» SET PROBLEM
Can you find the lines of the listing that include "AUTOMÁTICA" and copy every one?

Records from a collection:
● ● ● ●

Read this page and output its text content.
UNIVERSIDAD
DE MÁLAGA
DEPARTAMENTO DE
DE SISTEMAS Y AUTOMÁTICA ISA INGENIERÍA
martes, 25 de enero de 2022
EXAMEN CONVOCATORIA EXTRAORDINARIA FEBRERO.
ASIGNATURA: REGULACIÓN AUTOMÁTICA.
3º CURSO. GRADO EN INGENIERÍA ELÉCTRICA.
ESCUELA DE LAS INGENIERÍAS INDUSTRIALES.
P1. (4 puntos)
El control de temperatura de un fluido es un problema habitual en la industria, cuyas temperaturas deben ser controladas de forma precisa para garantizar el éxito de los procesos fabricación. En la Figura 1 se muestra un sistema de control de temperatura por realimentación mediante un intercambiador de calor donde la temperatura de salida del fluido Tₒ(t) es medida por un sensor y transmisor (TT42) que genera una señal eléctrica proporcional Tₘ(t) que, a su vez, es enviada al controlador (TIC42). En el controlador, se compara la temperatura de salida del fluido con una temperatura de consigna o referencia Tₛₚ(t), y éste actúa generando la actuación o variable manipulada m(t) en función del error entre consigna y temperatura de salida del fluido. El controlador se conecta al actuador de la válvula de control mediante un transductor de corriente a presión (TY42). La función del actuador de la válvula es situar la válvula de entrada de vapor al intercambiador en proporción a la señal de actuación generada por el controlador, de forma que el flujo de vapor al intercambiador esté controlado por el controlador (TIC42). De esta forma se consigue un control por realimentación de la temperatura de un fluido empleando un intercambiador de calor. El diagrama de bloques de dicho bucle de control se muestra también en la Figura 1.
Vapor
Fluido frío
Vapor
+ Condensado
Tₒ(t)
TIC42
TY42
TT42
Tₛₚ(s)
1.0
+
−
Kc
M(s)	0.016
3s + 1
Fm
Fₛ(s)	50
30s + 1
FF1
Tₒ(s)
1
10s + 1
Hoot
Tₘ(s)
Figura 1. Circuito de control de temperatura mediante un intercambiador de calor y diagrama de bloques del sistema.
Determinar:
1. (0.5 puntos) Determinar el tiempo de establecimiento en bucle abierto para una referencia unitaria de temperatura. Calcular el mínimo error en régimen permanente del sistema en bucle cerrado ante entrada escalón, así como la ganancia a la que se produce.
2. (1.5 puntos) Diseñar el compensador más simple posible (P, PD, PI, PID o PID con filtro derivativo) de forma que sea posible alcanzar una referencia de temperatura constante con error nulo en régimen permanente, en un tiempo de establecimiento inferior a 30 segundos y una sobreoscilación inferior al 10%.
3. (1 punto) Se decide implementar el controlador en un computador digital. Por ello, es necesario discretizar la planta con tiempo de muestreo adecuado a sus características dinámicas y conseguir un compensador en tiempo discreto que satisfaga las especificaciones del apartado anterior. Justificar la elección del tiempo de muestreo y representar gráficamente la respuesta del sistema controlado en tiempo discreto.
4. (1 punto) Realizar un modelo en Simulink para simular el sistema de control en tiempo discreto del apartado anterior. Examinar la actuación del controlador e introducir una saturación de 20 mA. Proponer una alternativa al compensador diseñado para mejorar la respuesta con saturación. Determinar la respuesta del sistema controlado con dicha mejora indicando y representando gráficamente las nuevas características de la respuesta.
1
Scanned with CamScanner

● ● ● ●

» WRITTEN SOLUTION
DE SISTEMAS Y AUTOMÁTICA ISA INGENIERÍA
ASIGNATURA: REGULACIÓN AUTOMÁTICA.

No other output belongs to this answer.